REQUIREMENT ▸
Repeat every one of the rows below word for word, leaving out the pictures.

INPUT DATA ▸

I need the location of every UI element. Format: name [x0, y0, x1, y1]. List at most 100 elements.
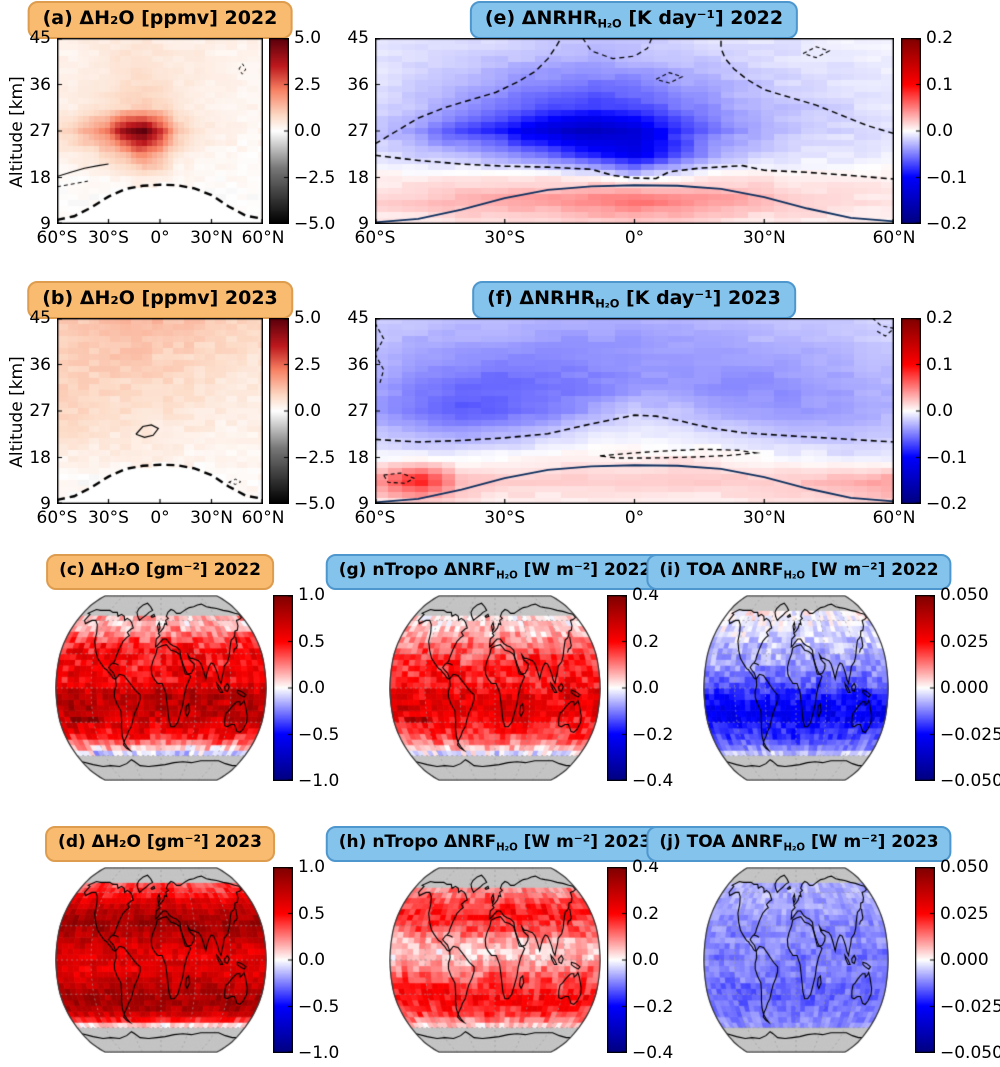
y-tick-label: 27 [29, 401, 51, 421]
x-tick-label: 30°N [190, 508, 233, 528]
panel-i-title-units: [W m⁻²] 2022 [805, 560, 939, 580]
colorbar-tick-label: 0.050 [940, 585, 989, 605]
y-tick-label: 9 [40, 494, 51, 514]
y-tick-label: 36 [347, 74, 369, 95]
colorbar-tick-label: 1.0 [298, 857, 326, 877]
colorbar-tick-label: 0.2 [926, 28, 954, 48]
y-tick-label: 9 [40, 214, 51, 234]
y-tick-label: 36 [347, 354, 369, 375]
colorbar-tick-label: −5.0 [294, 494, 336, 514]
colorbar-tick-label: 0.4 [632, 857, 660, 877]
colorbar-tick-label: 0.0 [632, 678, 660, 698]
panel-a-title-badge: (a) ΔH₂O [ppmv] 2022 [27, 1, 293, 40]
panel-e-title-badge: (e) ΔNRHRH₂O [K day⁻¹] 2022 [469, 1, 799, 40]
x-tick-label: 60°S [36, 228, 78, 248]
panel-b-colorbar [269, 318, 289, 504]
colorbar-tick-label: 0.2 [632, 903, 660, 924]
colorbar-tick-label: 2.5 [294, 74, 322, 95]
panel-f-title-badge: (f) ΔNRHRH₂O [K day⁻¹] 2023 [472, 281, 796, 320]
panel-g-map [389, 595, 601, 781]
x-tick-label: 30°N [742, 508, 786, 528]
colorbar-tick-label: −0.4 [632, 771, 674, 791]
colorbar-tick-label: −1.0 [298, 771, 340, 791]
panel-f-heatmap [375, 318, 894, 504]
colorbar-tick-label: 0.025 [940, 631, 989, 652]
panel-e-title-units: [K day⁻¹] 2022 [621, 7, 784, 29]
panel-j-title-subscript: H₂O [783, 842, 806, 854]
colorbar-tick-label: 0.0 [294, 121, 322, 141]
panel-j-map [703, 867, 889, 1053]
colorbar-tick-label: −0.050 [940, 771, 1000, 791]
x-tick-label: 0° [150, 508, 170, 528]
colorbar-tick-label: −0.2 [632, 996, 674, 1017]
panel-e-colorbar [901, 38, 921, 224]
panel-i-colorbar [915, 595, 935, 781]
colorbar-tick-label: 0.2 [926, 308, 954, 328]
colorbar-tick-label: −0.050 [940, 1043, 1000, 1063]
y-tick-label: 18 [347, 167, 369, 188]
x-tick-label: 0° [150, 228, 170, 248]
y-tick-label: 27 [29, 121, 51, 141]
x-tick-label: 30°N [742, 228, 786, 248]
x-tick-label: 60°S [354, 228, 396, 248]
x-tick-label: 60°N [872, 508, 916, 528]
colorbar-tick-label: −0.025 [940, 724, 1000, 745]
colorbar-tick-label: 0.2 [632, 631, 660, 652]
colorbar-tick-label: −0.2 [632, 724, 674, 745]
panel-e-title-subscript: H₂O [597, 16, 622, 31]
colorbar-tick-label: 0.0 [298, 678, 326, 698]
y-tick-label: 45 [29, 28, 51, 48]
panel-h-title: (h) nTropo ΔNRF [338, 832, 497, 852]
panel-f: (f) ΔNRHRH₂O [K day⁻¹] 2023 45 36 27 18 9 60°… [335, 272, 1000, 546]
colorbar-tick-label: 5.0 [294, 28, 322, 48]
panel-c-colorbar [273, 595, 293, 781]
panel-g: (g) nTropo ΔNRFH₂O [W m⁻²] 2022 0.4 0.2 0.… [325, 546, 673, 812]
panel-h-title-units: [W m⁻²] 2023 [517, 832, 652, 852]
colorbar-tick-label: 5.0 [294, 308, 322, 328]
colorbar-tick-label: 0.0 [294, 401, 322, 421]
panel-h: (h) nTropo ΔNRFH₂O [W m⁻²] 2023 0.4 0.2 0.… [325, 818, 673, 1067]
x-tick-label: 0° [624, 228, 645, 248]
panel-f-title-units: [K day⁻¹] 2023 [619, 287, 781, 309]
x-tick-label: 60°N [241, 228, 285, 248]
y-axis-label: Altitude [km] [7, 356, 27, 468]
panel-g-title-badge: (g) nTropo ΔNRFH₂O [W m⁻²] 2022 [325, 554, 665, 591]
y-tick-label: 45 [347, 308, 369, 328]
y-tick-label: 36 [29, 354, 51, 375]
y-tick-label: 27 [347, 121, 369, 141]
panel-h-map [389, 867, 601, 1053]
panel-g-title: (g) nTropo ΔNRF [338, 560, 497, 580]
colorbar-tick-label: −2.5 [294, 167, 336, 188]
panel-f-title-subscript: H₂O [595, 296, 620, 311]
y-tick-label: 9 [358, 494, 369, 514]
x-tick-label: 60°S [36, 508, 78, 528]
panel-c: (c) ΔH₂O [gm⁻²] 2022 1.0 0.5 0.0 −0.5 −1.0 [15, 546, 340, 812]
panel-i-title: (i) TOA ΔNRF [659, 560, 784, 580]
panel-g-title-units: [W m⁻²] 2022 [517, 560, 652, 580]
panel-a: (a) ΔH₂O [ppmv] 2022 Altitude [km] 45 36 2… [0, 0, 335, 272]
colorbar-tick-label: −0.025 [940, 996, 1000, 1017]
colorbar-tick-label: −0.2 [926, 494, 968, 514]
panel-e-heatmap [375, 38, 894, 224]
x-tick-label: 0° [624, 508, 645, 528]
colorbar-tick-label: −2.5 [294, 447, 336, 468]
panel-d-title: (d) ΔH₂O [gm⁻²] 2023 [58, 832, 262, 852]
panel-f-title: (f) ΔNRHR [487, 287, 596, 309]
panel-a-colorbar [269, 38, 289, 224]
colorbar-tick-label: 0.0 [632, 950, 660, 970]
panel-c-title-badge: (c) ΔH₂O [gm⁻²] 2022 [46, 554, 274, 591]
colorbar-tick-label: 0.5 [298, 903, 326, 924]
panel-h-colorbar [607, 867, 627, 1053]
y-tick-label: 18 [29, 167, 51, 188]
colorbar-tick-label: 2.5 [294, 354, 322, 375]
x-tick-label: 60°N [872, 228, 916, 248]
colorbar-tick-label: −0.1 [926, 447, 968, 468]
x-tick-label: 30°S [88, 508, 129, 528]
colorbar-tick-label: −0.2 [926, 214, 968, 234]
x-tick-label: 60°N [241, 508, 285, 528]
colorbar-tick-label: 0.5 [298, 631, 326, 652]
panel-f-colorbar [901, 318, 921, 504]
panel-b-title-badge: (b) ΔH₂O [ppmv] 2023 [27, 281, 293, 320]
panel-a-title: (a) ΔH₂O [ppmv] 2022 [42, 7, 278, 29]
y-tick-label: 18 [29, 447, 51, 468]
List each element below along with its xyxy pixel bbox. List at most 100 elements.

WORKED ANSWER ▸
I need the location of every UI element. Format: name [x0, y0, x1, y1]. List at most 100 elements.
y-tick-label: 27 [29, 401, 51, 421]
x-tick-label: 30°N [190, 508, 233, 528]
panel-i-title-units: [W m⁻²] 2022 [805, 560, 939, 580]
colorbar-tick-label: 0.050 [940, 585, 989, 605]
y-tick-label: 9 [40, 494, 51, 514]
y-tick-label: 36 [347, 74, 369, 95]
colorbar-tick-label: 1.0 [298, 857, 326, 877]
colorbar-tick-label: 0.2 [926, 28, 954, 48]
y-tick-label: 9 [40, 214, 51, 234]
y-tick-label: 36 [347, 354, 369, 375]
colorbar-tick-label: −5.0 [294, 494, 336, 514]
colorbar-tick-label: 0.4 [632, 857, 660, 877]
colorbar-tick-label: 0.0 [632, 678, 660, 698]
panel-a-title-badge: (a) ΔH₂O [ppmv] 2022 [27, 1, 293, 40]
panel-e-title-badge: (e) ΔNRHRH₂O [K day⁻¹] 2022 [469, 1, 799, 40]
x-tick-label: 60°S [36, 228, 78, 248]
panel-b-colorbar [269, 318, 289, 504]
colorbar-tick-label: 0.2 [632, 903, 660, 924]
colorbar-tick-label: 2.5 [294, 74, 322, 95]
panel-f-title-badge: (f) ΔNRHRH₂O [K day⁻¹] 2023 [472, 281, 796, 320]
panel-g-map [389, 595, 601, 781]
x-tick-label: 30°N [742, 508, 786, 528]
colorbar-tick-label: −0.4 [632, 771, 674, 791]
colorbar-tick-label: −1.0 [298, 771, 340, 791]
panel-f-heatmap [375, 318, 894, 504]
colorbar-tick-label: 0.025 [940, 631, 989, 652]
panel-e-title-units: [K day⁻¹] 2022 [621, 7, 784, 29]
panel-j-title-subscript: H₂O [783, 842, 806, 854]
colorbar-tick-label: 0.0 [294, 121, 322, 141]
panel-j-map [703, 867, 889, 1053]
colorbar-tick-label: −0.050 [940, 771, 1000, 791]
x-tick-label: 0° [150, 508, 170, 528]
colorbar-tick-label: −0.2 [632, 996, 674, 1017]
panel-e-colorbar [901, 38, 921, 224]
panel-i-colorbar [915, 595, 935, 781]
colorbar-tick-label: 0.2 [926, 308, 954, 328]
colorbar-tick-label: −0.050 [940, 1043, 1000, 1063]
y-tick-label: 18 [347, 167, 369, 188]
x-tick-label: 0° [150, 228, 170, 248]
y-tick-label: 27 [29, 121, 51, 141]
x-tick-label: 30°N [742, 228, 786, 248]
x-tick-label: 60°S [354, 228, 396, 248]
x-tick-label: 60°N [872, 508, 916, 528]
colorbar-tick-label: −0.025 [940, 724, 1000, 745]
colorbar-tick-label: 0.2 [632, 631, 660, 652]
colorbar-tick-label: −0.2 [632, 724, 674, 745]
panel-e-title-subscript: H₂O [597, 16, 622, 31]
colorbar-tick-label: 0.0 [298, 678, 326, 698]
y-tick-label: 45 [29, 28, 51, 48]
panel-h-title: (h) nTropo ΔNRF [338, 832, 497, 852]
panel-f: (f) ΔNRHRH₂O [K day⁻¹] 2023 45 36 27 18 9 60°… [335, 272, 1000, 546]
colorbar-tick-label: 5.0 [294, 28, 322, 48]
panel-c-colorbar [273, 595, 293, 781]
panel-g: (g) nTropo ΔNRFH₂O [W m⁻²] 2022 0.4 0.2 0.… [325, 546, 673, 812]
panel-h-title-units: [W m⁻²] 2023 [517, 832, 652, 852]
colorbar-tick-label: 5.0 [294, 308, 322, 328]
colorbar-tick-label: 0.0 [294, 401, 322, 421]
panel-h: (h) nTropo ΔNRFH₂O [W m⁻²] 2023 0.4 0.2 0.… [325, 818, 673, 1067]
x-tick-label: 0° [624, 228, 645, 248]
panel-f-title-units: [K day⁻¹] 2023 [619, 287, 781, 309]
x-tick-label: 60°N [241, 228, 285, 248]
y-axis-label: Altitude [km] [7, 356, 27, 468]
panel-g-title-badge: (g) nTropo ΔNRFH₂O [W m⁻²] 2022 [325, 554, 665, 591]
y-tick-label: 45 [347, 308, 369, 328]
y-tick-label: 36 [29, 354, 51, 375]
y-tick-label: 27 [347, 121, 369, 141]
panel-h-map [389, 867, 601, 1053]
panel-g-title: (g) nTropo ΔNRF [338, 560, 497, 580]
colorbar-tick-label: −2.5 [294, 167, 336, 188]
panel-f-title-subscript: H₂O [595, 296, 620, 311]
y-tick-label: 9 [358, 494, 369, 514]
x-tick-label: 60°S [36, 508, 78, 528]
panel-c: (c) ΔH₂O [gm⁻²] 2022 1.0 0.5 0.0 −0.5 −1.0 [15, 546, 340, 812]
panel-i-title: (i) TOA ΔNRF [659, 560, 784, 580]
panel-g-title-units: [W m⁻²] 2022 [517, 560, 652, 580]
panel-a: (a) ΔH₂O [ppmv] 2022 Altitude [km] 45 36 2… [0, 0, 335, 272]
colorbar-tick-label: −0.025 [940, 996, 1000, 1017]
colorbar-tick-label: −0.2 [926, 494, 968, 514]
panel-e-heatmap [375, 38, 894, 224]
x-tick-label: 0° [624, 508, 645, 528]
colorbar-tick-label: −2.5 [294, 447, 336, 468]
panel-d-title: (d) ΔH₂O [gm⁻²] 2023 [58, 832, 262, 852]
panel-f-title: (f) ΔNRHR [487, 287, 596, 309]
panel-a-colorbar [269, 38, 289, 224]
colorbar-tick-label: 0.0 [632, 950, 660, 970]
panel-c-title-badge: (c) ΔH₂O [gm⁻²] 2022 [46, 554, 274, 591]
colorbar-tick-label: 0.5 [298, 903, 326, 924]
panel-h-colorbar [607, 867, 627, 1053]
y-tick-label: 18 [29, 167, 51, 188]
colorbar-tick-label: 2.5 [294, 354, 322, 375]
x-tick-label: 60°N [872, 228, 916, 248]
colorbar-tick-label: −0.1 [926, 447, 968, 468]
x-tick-label: 30°S [88, 508, 129, 528]
colorbar-tick-label: −0.2 [926, 214, 968, 234]
x-tick-label: 60°N [241, 508, 285, 528]
colorbar-tick-label: 0.5 [298, 631, 326, 652]
panel-f-colorbar [901, 318, 921, 504]
panel-b-title-badge: (b) ΔH₂O [ppmv] 2023 [27, 281, 293, 320]
panel-a-title: (a) ΔH₂O [ppmv] 2022 [42, 7, 278, 29]
y-tick-label: 18 [29, 447, 51, 468]
List each element below along with its xyxy pixel bbox. List at most 100 elements.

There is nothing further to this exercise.